[Begin]

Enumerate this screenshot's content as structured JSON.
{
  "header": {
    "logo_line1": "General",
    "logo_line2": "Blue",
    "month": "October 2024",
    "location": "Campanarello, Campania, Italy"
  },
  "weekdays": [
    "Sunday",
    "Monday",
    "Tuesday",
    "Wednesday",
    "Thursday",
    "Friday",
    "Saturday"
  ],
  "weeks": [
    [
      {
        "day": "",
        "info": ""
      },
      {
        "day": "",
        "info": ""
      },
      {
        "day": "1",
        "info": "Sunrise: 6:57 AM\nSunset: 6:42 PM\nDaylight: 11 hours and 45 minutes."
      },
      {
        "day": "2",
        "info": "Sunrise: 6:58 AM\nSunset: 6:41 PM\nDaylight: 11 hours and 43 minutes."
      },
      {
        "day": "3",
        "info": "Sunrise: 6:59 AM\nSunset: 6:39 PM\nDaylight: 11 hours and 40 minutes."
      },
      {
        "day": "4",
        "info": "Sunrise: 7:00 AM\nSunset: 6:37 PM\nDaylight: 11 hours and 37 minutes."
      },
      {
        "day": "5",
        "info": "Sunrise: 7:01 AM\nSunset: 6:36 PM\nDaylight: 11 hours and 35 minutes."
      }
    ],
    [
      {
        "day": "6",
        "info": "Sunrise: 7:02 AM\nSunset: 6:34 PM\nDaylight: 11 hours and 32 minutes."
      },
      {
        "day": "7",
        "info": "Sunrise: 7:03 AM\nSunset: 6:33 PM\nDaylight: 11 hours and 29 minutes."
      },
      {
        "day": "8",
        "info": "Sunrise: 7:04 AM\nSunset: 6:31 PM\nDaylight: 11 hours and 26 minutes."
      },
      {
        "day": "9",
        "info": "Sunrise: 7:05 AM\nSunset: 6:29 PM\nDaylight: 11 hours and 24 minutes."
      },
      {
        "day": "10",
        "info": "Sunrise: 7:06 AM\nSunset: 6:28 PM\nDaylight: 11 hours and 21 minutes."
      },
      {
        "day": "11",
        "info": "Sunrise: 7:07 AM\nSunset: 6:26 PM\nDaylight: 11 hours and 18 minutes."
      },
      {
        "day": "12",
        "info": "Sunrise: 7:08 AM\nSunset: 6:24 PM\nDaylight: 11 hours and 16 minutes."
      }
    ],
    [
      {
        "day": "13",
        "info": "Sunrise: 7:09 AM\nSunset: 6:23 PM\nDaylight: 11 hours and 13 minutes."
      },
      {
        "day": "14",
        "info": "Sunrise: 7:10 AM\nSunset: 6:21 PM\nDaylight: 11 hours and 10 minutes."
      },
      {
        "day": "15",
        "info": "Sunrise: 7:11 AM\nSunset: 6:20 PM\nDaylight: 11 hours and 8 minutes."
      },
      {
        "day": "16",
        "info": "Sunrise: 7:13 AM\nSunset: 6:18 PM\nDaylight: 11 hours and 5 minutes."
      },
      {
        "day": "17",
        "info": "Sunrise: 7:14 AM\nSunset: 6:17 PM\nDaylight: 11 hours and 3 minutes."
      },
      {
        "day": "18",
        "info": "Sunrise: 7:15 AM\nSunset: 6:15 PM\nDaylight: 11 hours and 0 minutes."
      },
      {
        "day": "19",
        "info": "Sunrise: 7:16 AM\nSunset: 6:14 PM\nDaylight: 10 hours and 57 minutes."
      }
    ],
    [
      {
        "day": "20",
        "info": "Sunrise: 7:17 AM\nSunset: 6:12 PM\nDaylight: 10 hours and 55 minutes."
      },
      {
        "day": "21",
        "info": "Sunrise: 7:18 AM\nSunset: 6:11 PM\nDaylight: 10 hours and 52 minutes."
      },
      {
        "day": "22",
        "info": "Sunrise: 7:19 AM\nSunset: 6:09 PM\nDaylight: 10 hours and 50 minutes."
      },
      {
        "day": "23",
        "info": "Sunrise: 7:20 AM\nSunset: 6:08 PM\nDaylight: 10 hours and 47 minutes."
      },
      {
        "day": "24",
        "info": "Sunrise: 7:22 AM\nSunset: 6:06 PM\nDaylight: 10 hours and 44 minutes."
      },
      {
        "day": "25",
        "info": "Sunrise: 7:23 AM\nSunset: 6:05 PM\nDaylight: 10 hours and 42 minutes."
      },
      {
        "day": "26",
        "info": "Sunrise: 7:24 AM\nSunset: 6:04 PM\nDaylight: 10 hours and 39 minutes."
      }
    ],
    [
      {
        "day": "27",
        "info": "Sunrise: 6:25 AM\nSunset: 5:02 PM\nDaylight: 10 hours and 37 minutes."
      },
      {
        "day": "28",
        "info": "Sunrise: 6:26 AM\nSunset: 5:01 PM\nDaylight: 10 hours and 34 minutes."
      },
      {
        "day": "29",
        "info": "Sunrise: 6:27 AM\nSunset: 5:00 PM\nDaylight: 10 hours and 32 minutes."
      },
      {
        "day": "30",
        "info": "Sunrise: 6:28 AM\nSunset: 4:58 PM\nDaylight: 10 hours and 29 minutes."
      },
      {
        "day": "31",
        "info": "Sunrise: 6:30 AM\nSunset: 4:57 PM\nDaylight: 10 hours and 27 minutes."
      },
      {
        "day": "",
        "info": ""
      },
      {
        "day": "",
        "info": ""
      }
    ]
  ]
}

[End]

## What is asked
Reproduce the records above exactly.

## Correct result
Enumerate this screenshot's content as structured JSON.
{
  "header": {
    "logo_line1": "General",
    "logo_line2": "Blue",
    "month": "October 2024",
    "location": "Campanarello, Campania, Italy"
  },
  "weekdays": [
    "Sunday",
    "Monday",
    "Tuesday",
    "Wednesday",
    "Thursday",
    "Friday",
    "Saturday"
  ],
  "weeks": [
    [
      {
        "day": "",
        "info": ""
      },
      {
        "day": "",
        "info": ""
      },
      {
        "day": "1",
        "info": "Sunrise: 6:57 AM\nSunset: 6:42 PM\nDaylight: 11 hours and 45 minutes."
      },
      {
        "day": "2",
        "info": "Sunrise: 6:58 AM\nSunset: 6:41 PM\nDaylight: 11 hours and 43 minutes."
      },
      {
        "day": "3",
        "info": "Sunrise: 6:59 AM\nSunset: 6:39 PM\nDaylight: 11 hours and 40 minutes."
      },
      {
        "day": "4",
        "info": "Sunrise: 7:00 AM\nSunset: 6:37 PM\nDaylight: 11 hours and 37 minutes."
      },
      {
        "day": "5",
        "info": "Sunrise: 7:01 AM\nSunset: 6:36 PM\nDaylight: 11 hours and 35 minutes."
      }
    ],
    [
      {
        "day": "6",
        "info": "Sunrise: 7:02 AM\nSunset: 6:34 PM\nDaylight: 11 hours and 32 minutes."
      },
      {
        "day": "7",
        "info": "Sunrise: 7:03 AM\nSunset: 6:33 PM\nDaylight: 11 hours and 29 minutes."
      },
      {
        "day": "8",
        "info": "Sunrise: 7:04 AM\nSunset: 6:31 PM\nDaylight: 11 hours and 26 minutes."
      },
      {
        "day": "9",
        "info": "Sunrise: 7:05 AM\nSunset: 6:29 PM\nDaylight: 11 hours and 24 minutes."
      },
      {
        "day": "10",
        "info": "Sunrise: 7:06 AM\nSunset: 6:28 PM\nDaylight: 11 hours and 21 minutes."
      },
      {
        "day": "11",
        "info": "Sunrise: 7:07 AM\nSunset: 6:26 PM\nDaylight: 11 hours and 18 minutes."
      },
      {
        "day": "12",
        "info": "Sunrise: 7:08 AM\nSunset: 6:24 PM\nDaylight: 11 hours and 16 minutes."
      }
    ],
    [
      {
        "day": "13",
        "info": "Sunrise: 7:09 AM\nSunset: 6:23 PM\nDaylight: 11 hours and 13 minutes."
      },
      {
        "day": "14",
        "info": "Sunrise: 7:10 AM\nSunset: 6:21 PM\nDaylight: 11 hours and 10 minutes."
      },
      {
        "day": "15",
        "info": "Sunrise: 7:11 AM\nSunset: 6:20 PM\nDaylight: 11 hours and 8 minutes."
      },
      {
        "day": "16",
        "info": "Sunrise: 7:13 AM\nSunset: 6:18 PM\nDaylight: 11 hours and 5 minutes."
      },
      {
        "day": "17",
        "info": "Sunrise: 7:14 AM\nSunset: 6:17 PM\nDaylight: 11 hours and 3 minutes."
      },
      {
        "day": "18",
        "info": "Sunrise: 7:15 AM\nSunset: 6:15 PM\nDaylight: 11 hours and 0 minutes."
      },
      {
        "day": "19",
        "info": "Sunrise: 7:16 AM\nSunset: 6:14 PM\nDaylight: 10 hours and 57 minutes."
      }
    ],
    [
      {
        "day": "20",
        "info": "Sunrise: 7:17 AM\nSunset: 6:12 PM\nDaylight: 10 hours and 55 minutes."
      },
      {
        "day": "21",
        "info": "Sunrise: 7:18 AM\nSunset: 6:11 PM\nDaylight: 10 hours and 52 minutes."
      },
      {
        "day": "22",
        "info": "Sunrise: 7:19 AM\nSunset: 6:09 PM\nDaylight: 10 hours and 50 minutes."
      },
      {
        "day": "23",
        "info": "Sunrise: 7:20 AM\nSunset: 6:08 PM\nDaylight: 10 hours and 47 minutes."
      },
      {
        "day": "24",
        "info": "Sunrise: 7:22 AM\nSunset: 6:06 PM\nDaylight: 10 hours and 44 minutes."
      },
      {
        "day": "25",
        "info": "Sunrise: 7:23 AM\nSunset: 6:05 PM\nDaylight: 10 hours and 42 minutes."
      },
      {
        "day": "26",
        "info": "Sunrise: 7:24 AM\nSunset: 6:04 PM\nDaylight: 10 hours and 39 minutes."
      }
    ],
    [
      {
        "day": "27",
        "info": "Sunrise: 6:25 AM\nSunset: 5:02 PM\nDaylight: 10 hours and 37 minutes."
      },
      {
        "day": "28",
        "info": "Sunrise: 6:26 AM\nSunset: 5:01 PM\nDaylight: 10 hours and 34 minutes."
      },
      {
        "day": "29",
        "info": "Sunrise: 6:27 AM\nSunset: 5:00 PM\nDaylight: 10 hours and 32 minutes."
      },
      {
        "day": "30",
        "info": "Sunrise: 6:28 AM\nSunset: 4:58 PM\nDaylight: 10 hours and 29 minutes."
      },
      {
        "day": "31",
        "info": "Sunrise: 6:30 AM\nSunset: 4:57 PM\nDaylight: 10 hours and 27 minutes."
      },
      {
        "day": "",
        "info": ""
      },
      {
        "day": "",
        "info": ""
      }
    ]
  ]
}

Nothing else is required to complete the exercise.